Instruction: Copy the data below exactly.

Extracted information:
* start *

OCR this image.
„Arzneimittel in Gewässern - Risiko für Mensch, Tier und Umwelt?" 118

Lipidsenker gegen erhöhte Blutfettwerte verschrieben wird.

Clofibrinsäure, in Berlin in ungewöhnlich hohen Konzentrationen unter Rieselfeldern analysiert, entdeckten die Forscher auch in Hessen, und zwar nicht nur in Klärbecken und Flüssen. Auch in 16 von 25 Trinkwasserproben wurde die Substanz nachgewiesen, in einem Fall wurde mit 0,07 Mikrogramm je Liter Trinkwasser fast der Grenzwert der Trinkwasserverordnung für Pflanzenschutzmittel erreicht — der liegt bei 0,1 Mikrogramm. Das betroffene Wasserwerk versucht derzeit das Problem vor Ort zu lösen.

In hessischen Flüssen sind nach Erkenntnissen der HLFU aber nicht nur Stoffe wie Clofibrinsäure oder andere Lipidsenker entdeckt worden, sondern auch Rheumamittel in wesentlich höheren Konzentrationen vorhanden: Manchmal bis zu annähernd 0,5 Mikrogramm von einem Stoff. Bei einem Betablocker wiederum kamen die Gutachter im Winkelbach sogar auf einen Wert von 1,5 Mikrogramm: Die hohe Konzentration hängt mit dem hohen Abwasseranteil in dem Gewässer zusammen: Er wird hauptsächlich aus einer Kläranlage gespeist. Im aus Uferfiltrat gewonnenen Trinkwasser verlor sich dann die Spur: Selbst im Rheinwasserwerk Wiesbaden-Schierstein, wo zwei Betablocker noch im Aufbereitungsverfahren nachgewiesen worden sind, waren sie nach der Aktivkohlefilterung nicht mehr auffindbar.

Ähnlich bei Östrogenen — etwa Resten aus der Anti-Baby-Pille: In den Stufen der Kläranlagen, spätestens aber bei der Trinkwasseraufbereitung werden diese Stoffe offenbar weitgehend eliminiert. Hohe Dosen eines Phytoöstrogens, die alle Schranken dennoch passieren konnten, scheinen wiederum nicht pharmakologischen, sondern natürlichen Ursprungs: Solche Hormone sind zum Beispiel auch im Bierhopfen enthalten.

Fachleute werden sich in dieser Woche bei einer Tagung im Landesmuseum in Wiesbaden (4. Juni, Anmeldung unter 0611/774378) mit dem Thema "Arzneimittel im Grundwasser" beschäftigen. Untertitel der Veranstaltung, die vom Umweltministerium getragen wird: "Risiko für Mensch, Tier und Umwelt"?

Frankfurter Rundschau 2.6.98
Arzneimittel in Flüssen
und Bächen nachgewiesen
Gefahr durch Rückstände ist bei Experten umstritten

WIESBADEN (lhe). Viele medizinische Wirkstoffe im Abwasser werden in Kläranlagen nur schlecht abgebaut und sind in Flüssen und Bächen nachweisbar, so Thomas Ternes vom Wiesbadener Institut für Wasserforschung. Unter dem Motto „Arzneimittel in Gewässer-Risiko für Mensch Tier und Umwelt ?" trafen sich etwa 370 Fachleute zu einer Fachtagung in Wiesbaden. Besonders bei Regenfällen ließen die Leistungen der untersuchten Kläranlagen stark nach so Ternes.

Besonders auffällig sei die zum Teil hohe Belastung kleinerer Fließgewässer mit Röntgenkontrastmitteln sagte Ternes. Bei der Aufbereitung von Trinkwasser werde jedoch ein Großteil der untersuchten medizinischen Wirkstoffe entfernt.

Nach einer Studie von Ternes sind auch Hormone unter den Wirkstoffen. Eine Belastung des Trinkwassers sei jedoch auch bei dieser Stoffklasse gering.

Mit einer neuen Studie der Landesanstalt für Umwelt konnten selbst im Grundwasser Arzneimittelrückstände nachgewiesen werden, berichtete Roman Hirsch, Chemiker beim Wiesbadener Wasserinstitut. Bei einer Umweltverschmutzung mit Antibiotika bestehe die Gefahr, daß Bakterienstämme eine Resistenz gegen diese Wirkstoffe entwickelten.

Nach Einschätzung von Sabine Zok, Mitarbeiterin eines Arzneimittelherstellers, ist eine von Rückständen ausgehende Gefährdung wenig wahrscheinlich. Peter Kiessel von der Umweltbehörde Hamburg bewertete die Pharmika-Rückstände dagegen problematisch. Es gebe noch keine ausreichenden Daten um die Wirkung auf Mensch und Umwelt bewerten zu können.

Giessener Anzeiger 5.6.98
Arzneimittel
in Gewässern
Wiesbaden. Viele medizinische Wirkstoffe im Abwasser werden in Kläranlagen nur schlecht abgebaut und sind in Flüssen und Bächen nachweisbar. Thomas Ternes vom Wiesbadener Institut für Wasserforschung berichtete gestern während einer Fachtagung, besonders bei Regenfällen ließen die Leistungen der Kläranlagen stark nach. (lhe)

* end *

Result of this exercise:
OCR this image.
„Arzneimittel in Gewässern - Risiko für Mensch, Tier und Umwelt?" 118

Lipidsenker gegen erhöhte Blutfettwerte verschrieben wird.

Clofibrinsäure, in Berlin in ungewöhnlich hohen Konzentrationen unter Rieselfeldern analysiert, entdeckten die Forscher auch in Hessen, und zwar nicht nur in Klärbecken und Flüssen. Auch in 16 von 25 Trinkwasserproben wurde die Substanz nachgewiesen, in einem Fall wurde mit 0,07 Mikrogramm je Liter Trinkwasser fast der Grenzwert der Trinkwasserverordnung für Pflanzenschutzmittel erreicht — der liegt bei 0,1 Mikrogramm. Das betroffene Wasserwerk versucht derzeit das Problem vor Ort zu lösen.

In hessischen Flüssen sind nach Erkenntnissen der HLFU aber nicht nur Stoffe wie Clofibrinsäure oder andere Lipidsenker entdeckt worden, sondern auch Rheumamittel in wesentlich höheren Konzentrationen vorhanden: Manchmal bis zu annähernd 0,5 Mikrogramm von einem Stoff. Bei einem Betablocker wiederum kamen die Gutachter im Winkelbach sogar auf einen Wert von 1,5 Mikrogramm: Die hohe Konzentration hängt mit dem hohen Abwasseranteil in dem Gewässer zusammen: Er wird hauptsächlich aus einer Kläranlage gespeist. Im aus Uferfiltrat gewonnenen Trinkwasser verlor sich dann die Spur: Selbst im Rheinwasserwerk Wiesbaden-Schierstein, wo zwei Betablocker noch im Aufbereitungsverfahren nachgewiesen worden sind, waren sie nach der Aktivkohlefilterung nicht mehr auffindbar.

Ähnlich bei Östrogenen — etwa Resten aus der Anti-Baby-Pille: In den Stufen der Kläranlagen, spätestens aber bei der Trinkwasseraufbereitung werden diese Stoffe offenbar weitgehend eliminiert. Hohe Dosen eines Phytoöstrogens, die alle Schranken dennoch passieren konnten, scheinen wiederum nicht pharmakologischen, sondern natürlichen Ursprungs: Solche Hormone sind zum Beispiel auch im Bierhopfen enthalten.

Fachleute werden sich in dieser Woche bei einer Tagung im Landesmuseum in Wiesbaden (4. Juni, Anmeldung unter 0611/774378) mit dem Thema "Arzneimittel im Grundwasser" beschäftigen. Untertitel der Veranstaltung, die vom Umweltministerium getragen wird: "Risiko für Mensch, Tier und Umwelt"?

Frankfurter Rundschau 2.6.98
Arzneimittel in Flüssen
und Bächen nachgewiesen
Gefahr durch Rückstände ist bei Experten umstritten

WIESBADEN (lhe). Viele medizinische Wirkstoffe im Abwasser werden in Kläranlagen nur schlecht abgebaut und sind in Flüssen und Bächen nachweisbar, so Thomas Ternes vom Wiesbadener Institut für Wasserforschung. Unter dem Motto „Arzneimittel in Gewässer-Risiko für Mensch Tier und Umwelt ?" trafen sich etwa 370 Fachleute zu einer Fachtagung in Wiesbaden. Besonders bei Regenfällen ließen die Leistungen der untersuchten Kläranlagen stark nach so Ternes.

Besonders auffällig sei die zum Teil hohe Belastung kleinerer Fließgewässer mit Röntgenkontrastmitteln sagte Ternes. Bei der Aufbereitung von Trinkwasser werde jedoch ein Großteil der untersuchten medizinischen Wirkstoffe entfernt.

Nach einer Studie von Ternes sind auch Hormone unter den Wirkstoffen. Eine Belastung des Trinkwassers sei jedoch auch bei dieser Stoffklasse gering.

Mit einer neuen Studie der Landesanstalt für Umwelt konnten selbst im Grundwasser Arzneimittelrückstände nachgewiesen werden, berichtete Roman Hirsch, Chemiker beim Wiesbadener Wasserinstitut. Bei einer Umweltverschmutzung mit Antibiotika bestehe die Gefahr, daß Bakterienstämme eine Resistenz gegen diese Wirkstoffe entwickelten.

Nach Einschätzung von Sabine Zok, Mitarbeiterin eines Arzneimittelherstellers, ist eine von Rückständen ausgehende Gefährdung wenig wahrscheinlich. Peter Kiessel von der Umweltbehörde Hamburg bewertete die Pharmika-Rückstände dagegen problematisch. Es gebe noch keine ausreichenden Daten um die Wirkung auf Mensch und Umwelt bewerten zu können.

Giessener Anzeiger 5.6.98
Arzneimittel
in Gewässern
Wiesbaden. Viele medizinische Wirkstoffe im Abwasser werden in Kläranlagen nur schlecht abgebaut und sind in Flüssen und Bächen nachweisbar. Thomas Ternes vom Wiesbadener Institut für Wasserforschung berichtete gestern während einer Fachtagung, besonders bei Regenfällen ließen die Leistungen der Kläranlagen stark nach. (lhe)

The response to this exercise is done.